Stored items »
╔══

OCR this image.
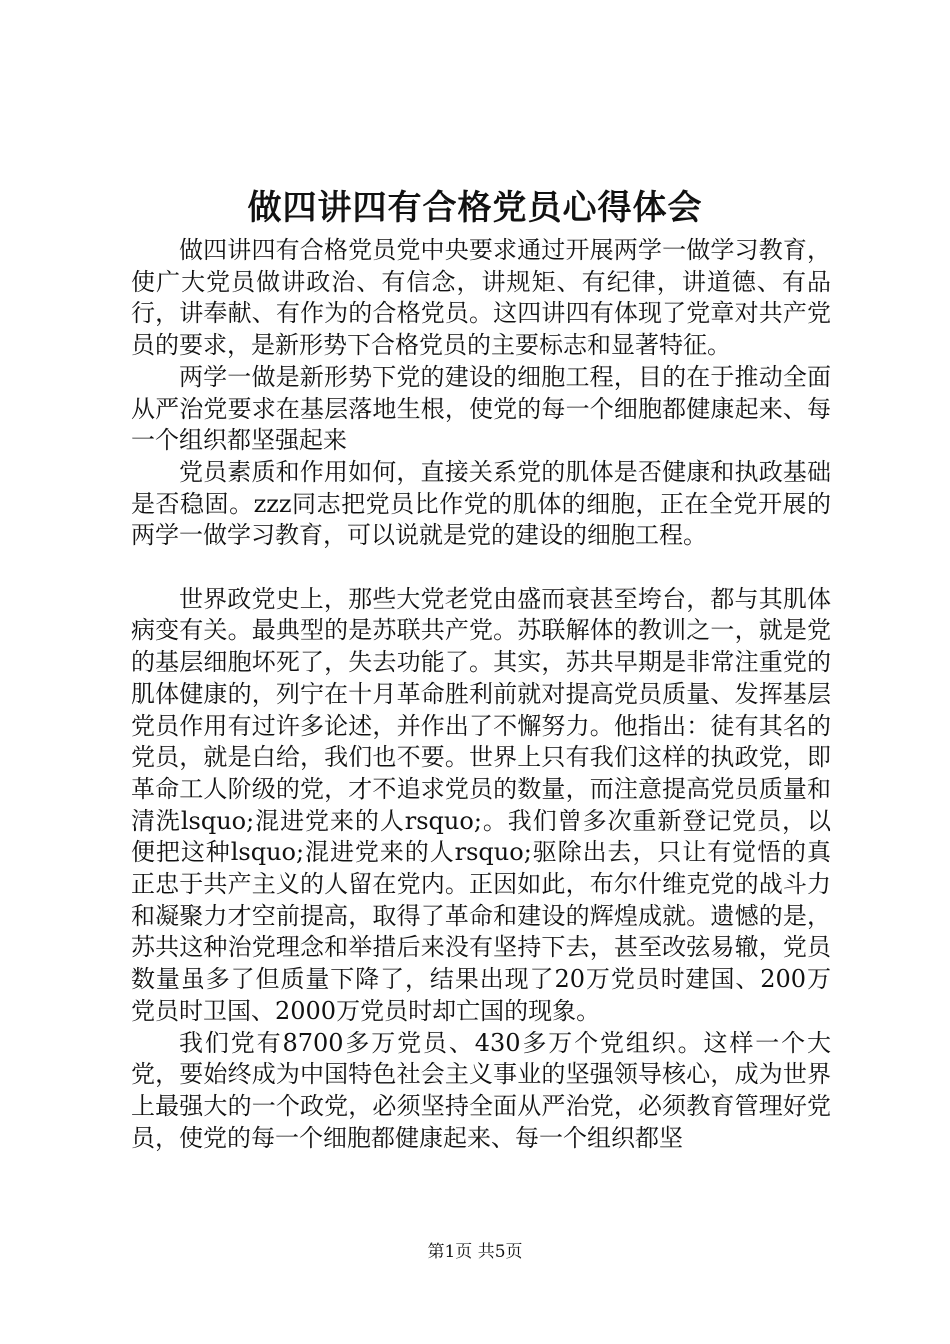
做四讲四有合格党员心得体会

做四讲四有合格党员党中央要求通过开展两学一做学习教育，使广大党员做讲政治、有信念，讲规矩、有纪律，讲道德、有品行，讲奉献、有作为的合格党员。这四讲四有体现了党章对共产党员的要求，是新形势下合格党员的主要标志和显著特征。

两学一做是新形势下党的建设的细胞工程，目的在于推动全面从严治党要求在基层落地生根，使党的每一个细胞都健康起来、每一个组织都坚强起来

党员素质和作用如何，直接关系党的肌体是否健康和执政基础是否稳固。zzz同志把党员比作党的肌体的细胞，正在全党开展的两学一做学习教育，可以说就是党的建设的细胞工程。

世界政党史上，那些大党老党由盛而衰甚至垮台，都与其肌体病变有关。最典型的是苏联共产党。苏联解体的教训之一，就是党的基层细胞坏死了，失去功能了。其实，苏共早期是非常注重党的肌体健康的，列宁在十月革命胜利前就对提高党员质量、发挥基层党员作用有过许多论述，并作出了不懈努力。他指出：徒有其名的党员，就是白给，我们也不要。世界上只有我们这样的执政党，即革命工人阶级的党，才不追求党员的数量，而注意提高党员质量和清洗lsquo;混进党来的人rsquo;。我们曾多次重新登记党员，以便把这种lsquo;混进党来的人rsquo;驱除出去，只让有觉悟的真正忠于共产主义的人留在党内。正因如此，布尔什维克党的战斗力和凝聚力才空前提高，取得了革命和建设的辉煌成就。遗憾的是，苏共这种治党理念和举措后来没有坚持下去，甚至改弦易辙，党员数量虽多了但质量下降了，结果出现了20万党员时建国、200万党员时卫国、2000万党员时却亡国的现象。

我们党有8700多万党员、430多万个党组织。这样一个大党，要始终成为中国特色社会主义事业的坚强领导核心，成为世界上最强大的一个政党，必须坚持全面从严治党，必须教育管理好党员，使党的每一个细胞都健康起来、每一个组织都坚

第1页 共5页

╚══

Task objective »
Transcribe each line above verbatim, with the pictures left out.

Output below »
OCR this image.
做四讲四有合格党员心得体会

做四讲四有合格党员党中央要求通过开展两学一做学习教育，使广大党员做讲政治、有信念，讲规矩、有纪律，讲道德、有品行，讲奉献、有作为的合格党员。这四讲四有体现了党章对共产党员的要求，是新形势下合格党员的主要标志和显著特征。

两学一做是新形势下党的建设的细胞工程，目的在于推动全面从严治党要求在基层落地生根，使党的每一个细胞都健康起来、每一个组织都坚强起来

党员素质和作用如何，直接关系党的肌体是否健康和执政基础是否稳固。zzz同志把党员比作党的肌体的细胞，正在全党开展的两学一做学习教育，可以说就是党的建设的细胞工程。

世界政党史上，那些大党老党由盛而衰甚至垮台，都与其肌体病变有关。最典型的是苏联共产党。苏联解体的教训之一，就是党的基层细胞坏死了，失去功能了。其实，苏共早期是非常注重党的肌体健康的，列宁在十月革命胜利前就对提高党员质量、发挥基层党员作用有过许多论述，并作出了不懈努力。他指出：徒有其名的党员，就是白给，我们也不要。世界上只有我们这样的执政党，即革命工人阶级的党，才不追求党员的数量，而注意提高党员质量和清洗lsquo;混进党来的人rsquo;。我们曾多次重新登记党员，以便把这种lsquo;混进党来的人rsquo;驱除出去，只让有觉悟的真正忠于共产主义的人留在党内。正因如此，布尔什维克党的战斗力和凝聚力才空前提高，取得了革命和建设的辉煌成就。遗憾的是，苏共这种治党理念和举措后来没有坚持下去，甚至改弦易辙，党员数量虽多了但质量下降了，结果出现了20万党员时建国、200万党员时卫国、2000万党员时却亡国的现象。

我们党有8700多万党员、430多万个党组织。这样一个大党，要始终成为中国特色社会主义事业的坚强领导核心，成为世界上最强大的一个政党，必须坚持全面从严治党，必须教育管理好党员，使党的每一个细胞都健康起来、每一个组织都坚

第1页 共5页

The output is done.